** begin Data shown **

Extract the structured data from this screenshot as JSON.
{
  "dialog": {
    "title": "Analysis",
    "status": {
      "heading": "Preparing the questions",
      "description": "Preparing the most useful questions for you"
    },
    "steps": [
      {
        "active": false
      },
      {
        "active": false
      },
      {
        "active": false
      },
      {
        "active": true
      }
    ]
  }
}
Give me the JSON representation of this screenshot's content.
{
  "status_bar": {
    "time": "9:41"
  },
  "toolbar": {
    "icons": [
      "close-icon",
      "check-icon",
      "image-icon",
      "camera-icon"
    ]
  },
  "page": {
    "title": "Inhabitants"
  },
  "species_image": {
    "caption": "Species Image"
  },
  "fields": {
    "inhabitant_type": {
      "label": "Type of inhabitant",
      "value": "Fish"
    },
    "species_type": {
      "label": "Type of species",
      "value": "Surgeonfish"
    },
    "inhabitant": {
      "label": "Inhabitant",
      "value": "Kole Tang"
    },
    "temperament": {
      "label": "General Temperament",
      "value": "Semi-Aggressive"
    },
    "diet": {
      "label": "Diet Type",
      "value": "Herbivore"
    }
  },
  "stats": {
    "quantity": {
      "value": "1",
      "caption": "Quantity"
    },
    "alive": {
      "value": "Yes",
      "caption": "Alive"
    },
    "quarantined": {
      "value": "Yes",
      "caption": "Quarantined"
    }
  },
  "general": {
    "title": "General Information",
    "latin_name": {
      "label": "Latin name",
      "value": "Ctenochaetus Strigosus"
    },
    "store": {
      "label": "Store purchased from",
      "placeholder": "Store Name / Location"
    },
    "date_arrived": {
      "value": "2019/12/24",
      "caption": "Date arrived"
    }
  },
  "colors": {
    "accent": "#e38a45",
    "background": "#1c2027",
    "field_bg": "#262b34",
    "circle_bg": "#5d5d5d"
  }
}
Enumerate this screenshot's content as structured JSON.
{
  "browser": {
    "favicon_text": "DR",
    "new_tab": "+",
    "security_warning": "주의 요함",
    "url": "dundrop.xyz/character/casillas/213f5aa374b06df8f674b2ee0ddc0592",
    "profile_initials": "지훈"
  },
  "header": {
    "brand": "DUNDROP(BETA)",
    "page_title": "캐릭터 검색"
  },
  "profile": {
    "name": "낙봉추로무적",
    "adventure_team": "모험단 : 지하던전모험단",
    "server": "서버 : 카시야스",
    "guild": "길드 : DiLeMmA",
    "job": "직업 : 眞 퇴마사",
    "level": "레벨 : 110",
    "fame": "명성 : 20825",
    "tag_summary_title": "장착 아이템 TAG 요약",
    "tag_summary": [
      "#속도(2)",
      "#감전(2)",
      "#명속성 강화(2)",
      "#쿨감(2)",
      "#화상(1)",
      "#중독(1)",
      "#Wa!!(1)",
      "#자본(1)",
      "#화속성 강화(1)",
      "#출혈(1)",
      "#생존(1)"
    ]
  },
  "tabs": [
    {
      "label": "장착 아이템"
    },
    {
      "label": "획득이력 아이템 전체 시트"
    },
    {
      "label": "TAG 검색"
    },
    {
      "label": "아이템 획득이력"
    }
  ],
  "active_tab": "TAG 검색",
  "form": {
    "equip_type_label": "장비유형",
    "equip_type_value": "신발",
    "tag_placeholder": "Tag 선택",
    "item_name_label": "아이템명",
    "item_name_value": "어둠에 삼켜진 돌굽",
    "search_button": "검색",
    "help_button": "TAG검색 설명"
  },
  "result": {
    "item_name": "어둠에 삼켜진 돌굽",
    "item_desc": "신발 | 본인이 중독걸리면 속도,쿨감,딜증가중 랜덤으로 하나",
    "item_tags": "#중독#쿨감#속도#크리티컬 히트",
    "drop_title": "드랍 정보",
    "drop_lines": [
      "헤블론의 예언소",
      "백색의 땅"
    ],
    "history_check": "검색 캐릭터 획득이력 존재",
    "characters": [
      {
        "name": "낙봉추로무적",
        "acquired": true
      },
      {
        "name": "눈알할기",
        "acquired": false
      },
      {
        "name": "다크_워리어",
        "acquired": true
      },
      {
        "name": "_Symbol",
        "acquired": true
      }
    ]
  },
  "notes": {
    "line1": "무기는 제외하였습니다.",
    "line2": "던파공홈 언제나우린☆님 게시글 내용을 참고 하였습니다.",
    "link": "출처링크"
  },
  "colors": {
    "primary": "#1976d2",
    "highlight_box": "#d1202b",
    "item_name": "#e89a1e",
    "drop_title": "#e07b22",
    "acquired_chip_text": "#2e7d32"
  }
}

** end Data shown **

# What the task requires
Give an exact copy of all the data shown above.

# Response to this task
Extract the structured data from this screenshot as JSON.
{
  "dialog": {
    "title": "Analysis",
    "status": {
      "heading": "Preparing the questions",
      "description": "Preparing the most useful questions for you"
    },
    "steps": [
      {
        "active": false
      },
      {
        "active": false
      },
      {
        "active": false
      },
      {
        "active": true
      }
    ]
  }
}
Give me the JSON representation of this screenshot's content.
{
  "status_bar": {
    "time": "9:41"
  },
  "toolbar": {
    "icons": [
      "close-icon",
      "check-icon",
      "image-icon",
      "camera-icon"
    ]
  },
  "page": {
    "title": "Inhabitants"
  },
  "species_image": {
    "caption": "Species Image"
  },
  "fields": {
    "inhabitant_type": {
      "label": "Type of inhabitant",
      "value": "Fish"
    },
    "species_type": {
      "label": "Type of species",
      "value": "Surgeonfish"
    },
    "inhabitant": {
      "label": "Inhabitant",
      "value": "Kole Tang"
    },
    "temperament": {
      "label": "General Temperament",
      "value": "Semi-Aggressive"
    },
    "diet": {
      "label": "Diet Type",
      "value": "Herbivore"
    }
  },
  "stats": {
    "quantity": {
      "value": "1",
      "caption": "Quantity"
    },
    "alive": {
      "value": "Yes",
      "caption": "Alive"
    },
    "quarantined": {
      "value": "Yes",
      "caption": "Quarantined"
    }
  },
  "general": {
    "title": "General Information",
    "latin_name": {
      "label": "Latin name",
      "value": "Ctenochaetus Strigosus"
    },
    "store": {
      "label": "Store purchased from",
      "placeholder": "Store Name / Location"
    },
    "date_arrived": {
      "value": "2019/12/24",
      "caption": "Date arrived"
    }
  },
  "colors": {
    "accent": "#e38a45",
    "background": "#1c2027",
    "field_bg": "#262b34",
    "circle_bg": "#5d5d5d"
  }
}
Enumerate this screenshot's content as structured JSON.
{
  "browser": {
    "favicon_text": "DR",
    "new_tab": "+",
    "security_warning": "주의 요함",
    "url": "dundrop.xyz/character/casillas/213f5aa374b06df8f674b2ee0ddc0592",
    "profile_initials": "지훈"
  },
  "header": {
    "brand": "DUNDROP(BETA)",
    "page_title": "캐릭터 검색"
  },
  "profile": {
    "name": "낙봉추로무적",
    "adventure_team": "모험단 : 지하던전모험단",
    "server": "서버 : 카시야스",
    "guild": "길드 : DiLeMmA",
    "job": "직업 : 眞 퇴마사",
    "level": "레벨 : 110",
    "fame": "명성 : 20825",
    "tag_summary_title": "장착 아이템 TAG 요약",
    "tag_summary": [
      "#속도(2)",
      "#감전(2)",
      "#명속성 강화(2)",
      "#쿨감(2)",
      "#화상(1)",
      "#중독(1)",
      "#Wa!!(1)",
      "#자본(1)",
      "#화속성 강화(1)",
      "#출혈(1)",
      "#생존(1)"
    ]
  },
  "tabs": [
    {
      "label": "장착 아이템"
    },
    {
      "label": "획득이력 아이템 전체 시트"
    },
    {
      "label": "TAG 검색"
    },
    {
      "label": "아이템 획득이력"
    }
  ],
  "active_tab": "TAG 검색",
  "form": {
    "equip_type_label": "장비유형",
    "equip_type_value": "신발",
    "tag_placeholder": "Tag 선택",
    "item_name_label": "아이템명",
    "item_name_value": "어둠에 삼켜진 돌굽",
    "search_button": "검색",
    "help_button": "TAG검색 설명"
  },
  "result": {
    "item_name": "어둠에 삼켜진 돌굽",
    "item_desc": "신발 | 본인이 중독걸리면 속도,쿨감,딜증가중 랜덤으로 하나",
    "item_tags": "#중독#쿨감#속도#크리티컬 히트",
    "drop_title": "드랍 정보",
    "drop_lines": [
      "헤블론의 예언소",
      "백색의 땅"
    ],
    "history_check": "검색 캐릭터 획득이력 존재",
    "characters": [
      {
        "name": "낙봉추로무적",
        "acquired": true
      },
      {
        "name": "눈알할기",
        "acquired": false
      },
      {
        "name": "다크_워리어",
        "acquired": true
      },
      {
        "name": "_Symbol",
        "acquired": true
      }
    ]
  },
  "notes": {
    "line1": "무기는 제외하였습니다.",
    "line2": "던파공홈 언제나우린☆님 게시글 내용을 참고 하였습니다.",
    "link": "출처링크"
  },
  "colors": {
    "primary": "#1976d2",
    "highlight_box": "#d1202b",
    "item_name": "#e89a1e",
    "drop_title": "#e07b22",
    "acquired_chip_text": "#2e7d32"
  }
}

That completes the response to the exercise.